+++ SOURCE DATA +++

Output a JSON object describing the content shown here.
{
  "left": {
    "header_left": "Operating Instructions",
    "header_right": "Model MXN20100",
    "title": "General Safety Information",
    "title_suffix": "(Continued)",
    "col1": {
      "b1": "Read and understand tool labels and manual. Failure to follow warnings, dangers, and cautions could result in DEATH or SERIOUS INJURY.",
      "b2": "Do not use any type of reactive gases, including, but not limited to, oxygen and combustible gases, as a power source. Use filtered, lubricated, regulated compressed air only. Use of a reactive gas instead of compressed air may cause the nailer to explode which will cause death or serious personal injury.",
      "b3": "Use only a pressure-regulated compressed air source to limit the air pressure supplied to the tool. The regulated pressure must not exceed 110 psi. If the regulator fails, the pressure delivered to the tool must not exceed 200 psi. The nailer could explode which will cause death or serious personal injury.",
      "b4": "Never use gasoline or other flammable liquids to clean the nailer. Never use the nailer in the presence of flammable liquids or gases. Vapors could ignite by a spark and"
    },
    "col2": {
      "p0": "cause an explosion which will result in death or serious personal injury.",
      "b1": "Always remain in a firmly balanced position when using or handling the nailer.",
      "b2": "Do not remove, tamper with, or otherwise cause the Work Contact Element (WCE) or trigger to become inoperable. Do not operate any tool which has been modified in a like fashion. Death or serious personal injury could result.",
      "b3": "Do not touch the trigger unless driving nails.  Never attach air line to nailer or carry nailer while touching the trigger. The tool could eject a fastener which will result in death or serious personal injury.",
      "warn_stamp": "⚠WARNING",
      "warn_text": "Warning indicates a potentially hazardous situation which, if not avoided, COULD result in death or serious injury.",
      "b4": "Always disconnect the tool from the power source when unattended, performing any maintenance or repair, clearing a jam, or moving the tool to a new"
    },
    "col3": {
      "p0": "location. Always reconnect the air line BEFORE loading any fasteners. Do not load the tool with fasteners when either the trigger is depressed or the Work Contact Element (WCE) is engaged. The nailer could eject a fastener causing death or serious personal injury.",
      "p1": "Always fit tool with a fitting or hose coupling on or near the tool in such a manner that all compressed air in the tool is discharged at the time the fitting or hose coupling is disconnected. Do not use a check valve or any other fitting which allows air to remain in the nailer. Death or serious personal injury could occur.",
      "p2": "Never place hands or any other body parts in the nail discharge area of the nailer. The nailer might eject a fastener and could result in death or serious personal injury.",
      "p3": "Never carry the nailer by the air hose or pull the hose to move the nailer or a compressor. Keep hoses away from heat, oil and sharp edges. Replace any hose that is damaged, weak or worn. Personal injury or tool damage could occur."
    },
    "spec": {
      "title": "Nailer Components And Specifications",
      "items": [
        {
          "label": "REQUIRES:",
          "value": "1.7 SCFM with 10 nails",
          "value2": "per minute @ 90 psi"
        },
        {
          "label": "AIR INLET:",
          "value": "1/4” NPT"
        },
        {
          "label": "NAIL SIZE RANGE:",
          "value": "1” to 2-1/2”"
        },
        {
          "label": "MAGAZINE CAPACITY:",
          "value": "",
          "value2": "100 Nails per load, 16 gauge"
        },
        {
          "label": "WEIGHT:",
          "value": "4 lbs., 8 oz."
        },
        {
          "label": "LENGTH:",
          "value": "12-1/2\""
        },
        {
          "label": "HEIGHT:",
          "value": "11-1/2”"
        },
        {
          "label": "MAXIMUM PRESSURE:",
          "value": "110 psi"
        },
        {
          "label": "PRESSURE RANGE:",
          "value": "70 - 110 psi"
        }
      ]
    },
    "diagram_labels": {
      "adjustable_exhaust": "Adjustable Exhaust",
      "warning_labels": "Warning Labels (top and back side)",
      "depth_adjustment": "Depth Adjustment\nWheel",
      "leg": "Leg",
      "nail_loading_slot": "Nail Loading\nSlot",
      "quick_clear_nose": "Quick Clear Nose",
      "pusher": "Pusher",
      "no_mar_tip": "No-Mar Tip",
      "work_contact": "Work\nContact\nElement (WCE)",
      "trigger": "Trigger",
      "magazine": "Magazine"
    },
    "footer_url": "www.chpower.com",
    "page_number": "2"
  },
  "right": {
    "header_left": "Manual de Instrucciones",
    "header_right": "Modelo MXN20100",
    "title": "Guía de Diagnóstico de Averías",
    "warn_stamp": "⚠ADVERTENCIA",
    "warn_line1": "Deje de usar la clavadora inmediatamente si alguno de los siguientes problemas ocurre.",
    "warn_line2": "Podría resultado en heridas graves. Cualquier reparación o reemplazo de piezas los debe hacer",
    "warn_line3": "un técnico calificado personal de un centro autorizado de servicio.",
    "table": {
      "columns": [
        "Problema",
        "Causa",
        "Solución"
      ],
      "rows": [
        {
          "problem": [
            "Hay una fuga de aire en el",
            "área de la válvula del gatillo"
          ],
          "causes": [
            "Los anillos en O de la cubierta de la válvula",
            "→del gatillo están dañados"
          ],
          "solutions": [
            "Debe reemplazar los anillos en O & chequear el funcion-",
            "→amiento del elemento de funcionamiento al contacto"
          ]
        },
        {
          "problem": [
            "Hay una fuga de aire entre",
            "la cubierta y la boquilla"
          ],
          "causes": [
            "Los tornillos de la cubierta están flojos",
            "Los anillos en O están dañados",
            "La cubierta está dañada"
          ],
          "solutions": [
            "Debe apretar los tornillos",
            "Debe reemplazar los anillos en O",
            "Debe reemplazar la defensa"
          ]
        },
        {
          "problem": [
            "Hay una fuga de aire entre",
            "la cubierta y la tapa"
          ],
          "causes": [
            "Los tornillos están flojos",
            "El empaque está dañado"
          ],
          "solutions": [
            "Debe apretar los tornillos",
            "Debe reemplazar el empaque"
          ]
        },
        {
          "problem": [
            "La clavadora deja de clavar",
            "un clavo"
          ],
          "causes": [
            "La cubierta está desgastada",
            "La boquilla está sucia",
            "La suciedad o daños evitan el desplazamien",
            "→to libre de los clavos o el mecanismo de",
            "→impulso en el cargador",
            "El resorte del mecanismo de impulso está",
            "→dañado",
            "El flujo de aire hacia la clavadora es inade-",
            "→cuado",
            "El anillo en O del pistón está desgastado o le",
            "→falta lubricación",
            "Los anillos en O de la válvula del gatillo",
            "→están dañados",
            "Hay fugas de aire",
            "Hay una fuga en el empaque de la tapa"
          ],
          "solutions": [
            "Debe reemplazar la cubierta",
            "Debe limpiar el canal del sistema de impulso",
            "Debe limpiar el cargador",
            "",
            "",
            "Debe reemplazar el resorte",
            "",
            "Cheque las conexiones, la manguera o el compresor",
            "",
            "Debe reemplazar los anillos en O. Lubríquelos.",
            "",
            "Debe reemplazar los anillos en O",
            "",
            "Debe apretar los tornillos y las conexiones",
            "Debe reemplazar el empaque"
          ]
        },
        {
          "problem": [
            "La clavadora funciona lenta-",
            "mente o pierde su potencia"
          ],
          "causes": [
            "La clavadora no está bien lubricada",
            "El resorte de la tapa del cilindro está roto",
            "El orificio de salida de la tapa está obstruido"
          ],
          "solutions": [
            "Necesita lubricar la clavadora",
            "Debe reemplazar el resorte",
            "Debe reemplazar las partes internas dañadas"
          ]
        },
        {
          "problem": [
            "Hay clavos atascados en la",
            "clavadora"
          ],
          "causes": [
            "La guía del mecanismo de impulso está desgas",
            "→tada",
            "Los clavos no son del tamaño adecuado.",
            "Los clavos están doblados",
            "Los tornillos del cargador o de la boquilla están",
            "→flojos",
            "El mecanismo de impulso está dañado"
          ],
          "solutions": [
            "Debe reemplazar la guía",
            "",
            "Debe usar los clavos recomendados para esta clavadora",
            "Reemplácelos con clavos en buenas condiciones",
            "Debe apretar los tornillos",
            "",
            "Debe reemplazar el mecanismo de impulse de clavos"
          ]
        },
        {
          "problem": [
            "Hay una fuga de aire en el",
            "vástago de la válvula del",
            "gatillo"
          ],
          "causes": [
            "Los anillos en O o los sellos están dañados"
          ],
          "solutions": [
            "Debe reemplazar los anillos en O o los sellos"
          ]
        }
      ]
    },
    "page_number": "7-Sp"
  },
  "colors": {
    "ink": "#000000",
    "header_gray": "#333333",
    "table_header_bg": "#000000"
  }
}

+++

**WORK TO BE COMPLETED:**
Above are some records. Count the lines among them with the word "RANGE", and answer with the number only.

**RESULT OF THE EXERCISE:**
2